--- What needs to be done ---
Copy out all the entries exactly.

--- Record list ---
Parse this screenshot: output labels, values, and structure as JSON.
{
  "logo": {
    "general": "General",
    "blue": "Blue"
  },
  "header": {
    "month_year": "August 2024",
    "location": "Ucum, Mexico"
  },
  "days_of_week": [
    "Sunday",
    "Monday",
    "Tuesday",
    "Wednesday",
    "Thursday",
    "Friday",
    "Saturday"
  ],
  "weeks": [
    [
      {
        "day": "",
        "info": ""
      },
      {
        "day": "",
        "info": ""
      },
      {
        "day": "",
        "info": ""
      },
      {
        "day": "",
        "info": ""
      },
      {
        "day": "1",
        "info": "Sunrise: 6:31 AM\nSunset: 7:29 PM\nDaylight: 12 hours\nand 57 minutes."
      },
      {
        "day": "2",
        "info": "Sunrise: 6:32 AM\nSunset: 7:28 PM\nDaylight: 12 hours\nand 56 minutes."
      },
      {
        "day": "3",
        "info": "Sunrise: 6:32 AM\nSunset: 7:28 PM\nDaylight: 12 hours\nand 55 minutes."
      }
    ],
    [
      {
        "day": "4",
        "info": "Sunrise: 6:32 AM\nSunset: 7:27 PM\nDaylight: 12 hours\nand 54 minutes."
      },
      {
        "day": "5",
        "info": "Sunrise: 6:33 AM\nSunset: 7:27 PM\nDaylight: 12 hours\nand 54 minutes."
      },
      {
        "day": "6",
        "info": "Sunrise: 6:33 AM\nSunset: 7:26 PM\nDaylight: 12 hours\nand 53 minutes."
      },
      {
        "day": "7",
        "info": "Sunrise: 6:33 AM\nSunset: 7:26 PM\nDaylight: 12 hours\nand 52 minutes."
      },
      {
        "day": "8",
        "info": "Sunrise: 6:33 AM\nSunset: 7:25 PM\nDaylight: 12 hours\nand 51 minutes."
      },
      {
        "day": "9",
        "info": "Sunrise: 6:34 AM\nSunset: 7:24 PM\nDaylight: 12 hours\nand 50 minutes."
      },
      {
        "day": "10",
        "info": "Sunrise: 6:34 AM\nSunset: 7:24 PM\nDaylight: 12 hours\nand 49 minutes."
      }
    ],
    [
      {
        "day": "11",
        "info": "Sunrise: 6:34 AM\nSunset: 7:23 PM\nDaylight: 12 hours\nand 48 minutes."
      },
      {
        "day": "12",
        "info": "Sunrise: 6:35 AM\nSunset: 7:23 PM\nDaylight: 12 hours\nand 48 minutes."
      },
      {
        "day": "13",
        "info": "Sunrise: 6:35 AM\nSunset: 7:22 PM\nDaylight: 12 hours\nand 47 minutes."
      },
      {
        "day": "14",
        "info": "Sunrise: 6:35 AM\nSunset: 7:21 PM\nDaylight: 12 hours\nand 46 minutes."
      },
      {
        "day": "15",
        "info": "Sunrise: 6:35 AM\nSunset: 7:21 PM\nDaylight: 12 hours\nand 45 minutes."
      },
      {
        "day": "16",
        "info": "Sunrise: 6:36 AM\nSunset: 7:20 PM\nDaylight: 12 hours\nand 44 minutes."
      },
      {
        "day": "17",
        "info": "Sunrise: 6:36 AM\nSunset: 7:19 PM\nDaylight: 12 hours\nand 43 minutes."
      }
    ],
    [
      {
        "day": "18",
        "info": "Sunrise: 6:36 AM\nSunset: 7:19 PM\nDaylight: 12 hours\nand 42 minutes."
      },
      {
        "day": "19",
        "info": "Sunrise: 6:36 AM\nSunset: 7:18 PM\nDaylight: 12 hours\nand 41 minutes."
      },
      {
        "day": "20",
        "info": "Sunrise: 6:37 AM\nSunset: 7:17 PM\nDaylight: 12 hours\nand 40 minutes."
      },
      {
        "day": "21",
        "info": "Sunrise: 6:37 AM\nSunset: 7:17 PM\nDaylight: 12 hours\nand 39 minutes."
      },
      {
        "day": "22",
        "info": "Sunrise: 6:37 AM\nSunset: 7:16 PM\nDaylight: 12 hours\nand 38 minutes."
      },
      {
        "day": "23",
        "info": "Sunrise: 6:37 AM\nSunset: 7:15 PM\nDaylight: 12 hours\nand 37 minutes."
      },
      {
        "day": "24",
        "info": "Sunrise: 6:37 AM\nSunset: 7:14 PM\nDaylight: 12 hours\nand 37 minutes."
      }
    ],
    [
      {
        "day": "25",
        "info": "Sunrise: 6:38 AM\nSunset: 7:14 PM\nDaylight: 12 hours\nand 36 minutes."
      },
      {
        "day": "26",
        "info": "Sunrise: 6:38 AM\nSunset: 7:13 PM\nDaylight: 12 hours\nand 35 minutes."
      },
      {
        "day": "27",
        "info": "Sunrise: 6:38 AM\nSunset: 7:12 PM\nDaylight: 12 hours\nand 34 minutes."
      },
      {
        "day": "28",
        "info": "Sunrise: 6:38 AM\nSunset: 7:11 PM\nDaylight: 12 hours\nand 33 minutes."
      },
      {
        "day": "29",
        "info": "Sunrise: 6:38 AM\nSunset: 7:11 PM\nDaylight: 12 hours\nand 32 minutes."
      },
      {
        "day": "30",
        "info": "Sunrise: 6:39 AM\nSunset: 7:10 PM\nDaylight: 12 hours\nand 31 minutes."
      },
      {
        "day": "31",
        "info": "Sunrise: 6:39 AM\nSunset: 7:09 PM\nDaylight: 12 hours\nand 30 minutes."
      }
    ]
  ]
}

--- Output for this exercise ---
Parse this screenshot: output labels, values, and structure as JSON.
{
  "logo": {
    "general": "General",
    "blue": "Blue"
  },
  "header": {
    "month_year": "August 2024",
    "location": "Ucum, Mexico"
  },
  "days_of_week": [
    "Sunday",
    "Monday",
    "Tuesday",
    "Wednesday",
    "Thursday",
    "Friday",
    "Saturday"
  ],
  "weeks": [
    [
      {
        "day": "",
        "info": ""
      },
      {
        "day": "",
        "info": ""
      },
      {
        "day": "",
        "info": ""
      },
      {
        "day": "",
        "info": ""
      },
      {
        "day": "1",
        "info": "Sunrise: 6:31 AM\nSunset: 7:29 PM\nDaylight: 12 hours\nand 57 minutes."
      },
      {
        "day": "2",
        "info": "Sunrise: 6:32 AM\nSunset: 7:28 PM\nDaylight: 12 hours\nand 56 minutes."
      },
      {
        "day": "3",
        "info": "Sunrise: 6:32 AM\nSunset: 7:28 PM\nDaylight: 12 hours\nand 55 minutes."
      }
    ],
    [
      {
        "day": "4",
        "info": "Sunrise: 6:32 AM\nSunset: 7:27 PM\nDaylight: 12 hours\nand 54 minutes."
      },
      {
        "day": "5",
        "info": "Sunrise: 6:33 AM\nSunset: 7:27 PM\nDaylight: 12 hours\nand 54 minutes."
      },
      {
        "day": "6",
        "info": "Sunrise: 6:33 AM\nSunset: 7:26 PM\nDaylight: 12 hours\nand 53 minutes."
      },
      {
        "day": "7",
        "info": "Sunrise: 6:33 AM\nSunset: 7:26 PM\nDaylight: 12 hours\nand 52 minutes."
      },
      {
        "day": "8",
        "info": "Sunrise: 6:33 AM\nSunset: 7:25 PM\nDaylight: 12 hours\nand 51 minutes."
      },
      {
        "day": "9",
        "info": "Sunrise: 6:34 AM\nSunset: 7:24 PM\nDaylight: 12 hours\nand 50 minutes."
      },
      {
        "day": "10",
        "info": "Sunrise: 6:34 AM\nSunset: 7:24 PM\nDaylight: 12 hours\nand 49 minutes."
      }
    ],
    [
      {
        "day": "11",
        "info": "Sunrise: 6:34 AM\nSunset: 7:23 PM\nDaylight: 12 hours\nand 48 minutes."
      },
      {
        "day": "12",
        "info": "Sunrise: 6:35 AM\nSunset: 7:23 PM\nDaylight: 12 hours\nand 48 minutes."
      },
      {
        "day": "13",
        "info": "Sunrise: 6:35 AM\nSunset: 7:22 PM\nDaylight: 12 hours\nand 47 minutes."
      },
      {
        "day": "14",
        "info": "Sunrise: 6:35 AM\nSunset: 7:21 PM\nDaylight: 12 hours\nand 46 minutes."
      },
      {
        "day": "15",
        "info": "Sunrise: 6:35 AM\nSunset: 7:21 PM\nDaylight: 12 hours\nand 45 minutes."
      },
      {
        "day": "16",
        "info": "Sunrise: 6:36 AM\nSunset: 7:20 PM\nDaylight: 12 hours\nand 44 minutes."
      },
      {
        "day": "17",
        "info": "Sunrise: 6:36 AM\nSunset: 7:19 PM\nDaylight: 12 hours\nand 43 minutes."
      }
    ],
    [
      {
        "day": "18",
        "info": "Sunrise: 6:36 AM\nSunset: 7:19 PM\nDaylight: 12 hours\nand 42 minutes."
      },
      {
        "day": "19",
        "info": "Sunrise: 6:36 AM\nSunset: 7:18 PM\nDaylight: 12 hours\nand 41 minutes."
      },
      {
        "day": "20",
        "info": "Sunrise: 6:37 AM\nSunset: 7:17 PM\nDaylight: 12 hours\nand 40 minutes."
      },
      {
        "day": "21",
        "info": "Sunrise: 6:37 AM\nSunset: 7:17 PM\nDaylight: 12 hours\nand 39 minutes."
      },
      {
        "day": "22",
        "info": "Sunrise: 6:37 AM\nSunset: 7:16 PM\nDaylight: 12 hours\nand 38 minutes."
      },
      {
        "day": "23",
        "info": "Sunrise: 6:37 AM\nSunset: 7:15 PM\nDaylight: 12 hours\nand 37 minutes."
      },
      {
        "day": "24",
        "info": "Sunrise: 6:37 AM\nSunset: 7:14 PM\nDaylight: 12 hours\nand 37 minutes."
      }
    ],
    [
      {
        "day": "25",
        "info": "Sunrise: 6:38 AM\nSunset: 7:14 PM\nDaylight: 12 hours\nand 36 minutes."
      },
      {
        "day": "26",
        "info": "Sunrise: 6:38 AM\nSunset: 7:13 PM\nDaylight: 12 hours\nand 35 minutes."
      },
      {
        "day": "27",
        "info": "Sunrise: 6:38 AM\nSunset: 7:12 PM\nDaylight: 12 hours\nand 34 minutes."
      },
      {
        "day": "28",
        "info": "Sunrise: 6:38 AM\nSunset: 7:11 PM\nDaylight: 12 hours\nand 33 minutes."
      },
      {
        "day": "29",
        "info": "Sunrise: 6:38 AM\nSunset: 7:11 PM\nDaylight: 12 hours\nand 32 minutes."
      },
      {
        "day": "30",
        "info": "Sunrise: 6:39 AM\nSunset: 7:10 PM\nDaylight: 12 hours\nand 31 minutes."
      },
      {
        "day": "31",
        "info": "Sunrise: 6:39 AM\nSunset: 7:09 PM\nDaylight: 12 hours\nand 30 minutes."
      }
    ]
  ]
}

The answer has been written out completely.